## BEGIN The records

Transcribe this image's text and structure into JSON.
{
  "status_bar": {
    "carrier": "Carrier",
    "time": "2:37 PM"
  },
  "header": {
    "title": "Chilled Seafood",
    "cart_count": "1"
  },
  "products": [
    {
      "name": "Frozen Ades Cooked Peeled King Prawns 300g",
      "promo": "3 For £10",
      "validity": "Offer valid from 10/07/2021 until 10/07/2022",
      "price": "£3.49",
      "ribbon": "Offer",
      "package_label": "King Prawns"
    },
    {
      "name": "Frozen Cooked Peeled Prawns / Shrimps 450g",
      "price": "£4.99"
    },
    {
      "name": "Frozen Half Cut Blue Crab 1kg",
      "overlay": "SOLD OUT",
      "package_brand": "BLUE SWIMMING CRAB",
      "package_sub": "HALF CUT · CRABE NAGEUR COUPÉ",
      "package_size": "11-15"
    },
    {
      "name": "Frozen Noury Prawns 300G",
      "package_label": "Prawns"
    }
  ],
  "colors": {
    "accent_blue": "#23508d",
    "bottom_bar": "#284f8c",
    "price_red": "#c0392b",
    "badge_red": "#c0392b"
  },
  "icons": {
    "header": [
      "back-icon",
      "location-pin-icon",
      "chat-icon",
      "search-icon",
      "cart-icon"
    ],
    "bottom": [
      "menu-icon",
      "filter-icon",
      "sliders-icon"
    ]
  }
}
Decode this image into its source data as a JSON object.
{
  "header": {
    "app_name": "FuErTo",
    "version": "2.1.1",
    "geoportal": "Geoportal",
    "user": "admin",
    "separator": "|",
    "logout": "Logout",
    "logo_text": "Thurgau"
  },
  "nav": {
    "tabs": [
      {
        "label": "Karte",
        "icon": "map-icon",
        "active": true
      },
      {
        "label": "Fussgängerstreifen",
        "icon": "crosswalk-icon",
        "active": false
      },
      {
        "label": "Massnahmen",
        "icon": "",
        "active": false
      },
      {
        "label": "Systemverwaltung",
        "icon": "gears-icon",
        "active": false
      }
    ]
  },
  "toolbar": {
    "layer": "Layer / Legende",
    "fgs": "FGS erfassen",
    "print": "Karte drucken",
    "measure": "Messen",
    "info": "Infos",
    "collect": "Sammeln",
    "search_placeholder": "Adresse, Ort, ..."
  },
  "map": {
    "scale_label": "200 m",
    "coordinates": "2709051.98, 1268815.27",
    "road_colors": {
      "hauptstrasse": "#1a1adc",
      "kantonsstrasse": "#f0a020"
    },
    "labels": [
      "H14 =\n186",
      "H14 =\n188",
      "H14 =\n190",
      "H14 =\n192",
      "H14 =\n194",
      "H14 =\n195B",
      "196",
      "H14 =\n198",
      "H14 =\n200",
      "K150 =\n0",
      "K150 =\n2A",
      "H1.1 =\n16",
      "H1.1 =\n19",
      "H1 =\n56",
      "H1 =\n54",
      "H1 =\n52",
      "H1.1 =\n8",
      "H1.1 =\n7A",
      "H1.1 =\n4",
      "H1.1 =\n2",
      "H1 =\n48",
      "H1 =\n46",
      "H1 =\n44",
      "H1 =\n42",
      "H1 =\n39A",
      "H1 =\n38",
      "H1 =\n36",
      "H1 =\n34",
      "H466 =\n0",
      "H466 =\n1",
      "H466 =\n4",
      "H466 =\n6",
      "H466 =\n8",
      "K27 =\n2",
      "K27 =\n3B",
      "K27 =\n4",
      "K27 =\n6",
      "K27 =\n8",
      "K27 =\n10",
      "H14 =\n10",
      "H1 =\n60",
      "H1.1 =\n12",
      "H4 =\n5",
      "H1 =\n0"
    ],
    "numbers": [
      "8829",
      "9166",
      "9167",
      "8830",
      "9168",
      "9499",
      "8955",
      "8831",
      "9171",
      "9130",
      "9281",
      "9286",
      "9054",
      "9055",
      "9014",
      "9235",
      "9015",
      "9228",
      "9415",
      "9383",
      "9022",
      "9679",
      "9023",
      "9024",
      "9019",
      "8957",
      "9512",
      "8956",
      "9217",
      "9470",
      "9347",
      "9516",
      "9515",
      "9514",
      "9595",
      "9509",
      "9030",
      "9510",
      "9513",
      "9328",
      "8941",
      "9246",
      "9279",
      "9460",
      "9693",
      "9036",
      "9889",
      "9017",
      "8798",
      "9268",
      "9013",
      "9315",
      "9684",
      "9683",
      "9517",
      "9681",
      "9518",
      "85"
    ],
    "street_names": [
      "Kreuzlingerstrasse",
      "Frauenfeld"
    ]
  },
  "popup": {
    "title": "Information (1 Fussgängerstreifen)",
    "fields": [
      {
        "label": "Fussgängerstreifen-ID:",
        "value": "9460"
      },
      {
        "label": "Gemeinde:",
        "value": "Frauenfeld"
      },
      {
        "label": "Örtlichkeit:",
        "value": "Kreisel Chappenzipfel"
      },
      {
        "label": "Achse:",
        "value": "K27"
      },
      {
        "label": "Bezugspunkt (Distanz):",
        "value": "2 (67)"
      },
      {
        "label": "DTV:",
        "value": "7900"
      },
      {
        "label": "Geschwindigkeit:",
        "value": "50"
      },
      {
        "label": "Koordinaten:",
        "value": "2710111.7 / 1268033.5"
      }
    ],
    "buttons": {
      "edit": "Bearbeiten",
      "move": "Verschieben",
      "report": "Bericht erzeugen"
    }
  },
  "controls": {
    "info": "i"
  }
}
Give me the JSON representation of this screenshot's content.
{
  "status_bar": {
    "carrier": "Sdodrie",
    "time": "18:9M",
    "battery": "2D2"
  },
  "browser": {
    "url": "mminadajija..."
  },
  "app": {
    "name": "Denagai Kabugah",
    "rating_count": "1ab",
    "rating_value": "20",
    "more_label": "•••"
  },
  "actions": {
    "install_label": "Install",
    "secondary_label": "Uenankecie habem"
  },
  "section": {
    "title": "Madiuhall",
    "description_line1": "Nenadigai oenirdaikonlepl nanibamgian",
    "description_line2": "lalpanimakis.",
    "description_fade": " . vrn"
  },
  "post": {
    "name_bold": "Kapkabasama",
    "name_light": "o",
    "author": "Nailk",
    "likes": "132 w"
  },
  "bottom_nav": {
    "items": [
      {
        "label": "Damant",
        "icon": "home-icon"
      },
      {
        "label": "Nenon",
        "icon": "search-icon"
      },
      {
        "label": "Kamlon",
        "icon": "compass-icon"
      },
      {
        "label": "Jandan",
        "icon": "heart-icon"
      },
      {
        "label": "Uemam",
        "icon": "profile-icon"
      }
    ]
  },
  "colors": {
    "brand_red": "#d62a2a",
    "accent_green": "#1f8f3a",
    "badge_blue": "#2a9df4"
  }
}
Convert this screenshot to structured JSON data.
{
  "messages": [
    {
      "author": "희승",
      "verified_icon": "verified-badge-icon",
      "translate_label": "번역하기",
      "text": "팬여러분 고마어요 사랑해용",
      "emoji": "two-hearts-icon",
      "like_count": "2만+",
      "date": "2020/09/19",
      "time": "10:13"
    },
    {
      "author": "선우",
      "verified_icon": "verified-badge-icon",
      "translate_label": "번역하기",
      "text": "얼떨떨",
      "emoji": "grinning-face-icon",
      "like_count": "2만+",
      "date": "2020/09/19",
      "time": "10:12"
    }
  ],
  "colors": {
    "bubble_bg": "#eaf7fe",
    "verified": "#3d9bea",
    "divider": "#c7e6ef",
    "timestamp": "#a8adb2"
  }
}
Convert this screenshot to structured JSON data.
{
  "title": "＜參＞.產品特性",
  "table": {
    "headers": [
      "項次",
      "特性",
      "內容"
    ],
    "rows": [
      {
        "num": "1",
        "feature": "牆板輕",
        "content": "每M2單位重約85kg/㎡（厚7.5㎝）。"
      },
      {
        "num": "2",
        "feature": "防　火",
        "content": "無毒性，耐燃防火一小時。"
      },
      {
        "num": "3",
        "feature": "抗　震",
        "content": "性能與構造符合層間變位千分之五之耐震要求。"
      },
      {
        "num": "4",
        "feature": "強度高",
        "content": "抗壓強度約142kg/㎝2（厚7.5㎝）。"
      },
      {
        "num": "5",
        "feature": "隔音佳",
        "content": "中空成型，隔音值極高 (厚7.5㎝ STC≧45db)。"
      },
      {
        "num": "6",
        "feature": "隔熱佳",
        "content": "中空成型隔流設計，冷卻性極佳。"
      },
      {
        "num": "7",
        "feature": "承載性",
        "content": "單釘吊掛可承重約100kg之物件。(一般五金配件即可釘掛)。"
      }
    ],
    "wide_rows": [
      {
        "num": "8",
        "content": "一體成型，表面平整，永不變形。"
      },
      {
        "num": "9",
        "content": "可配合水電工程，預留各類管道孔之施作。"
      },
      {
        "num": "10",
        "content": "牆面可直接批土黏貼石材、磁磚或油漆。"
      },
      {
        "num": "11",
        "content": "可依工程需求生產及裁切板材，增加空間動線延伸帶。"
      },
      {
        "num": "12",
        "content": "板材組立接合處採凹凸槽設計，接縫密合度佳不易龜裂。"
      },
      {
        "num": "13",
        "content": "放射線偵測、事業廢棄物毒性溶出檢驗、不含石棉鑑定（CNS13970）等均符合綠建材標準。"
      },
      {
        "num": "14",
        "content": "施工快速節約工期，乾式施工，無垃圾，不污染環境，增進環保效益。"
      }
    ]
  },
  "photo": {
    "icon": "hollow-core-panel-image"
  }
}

## END The records

● **Written request**: Identify and copy the lines holding the word "Cooked".

● **Output below**:
      "name": "Frozen Ades Cooked Peeled King Prawns 300g",
      "name": "Frozen Cooked Peeled Prawns / Shrimps 450g",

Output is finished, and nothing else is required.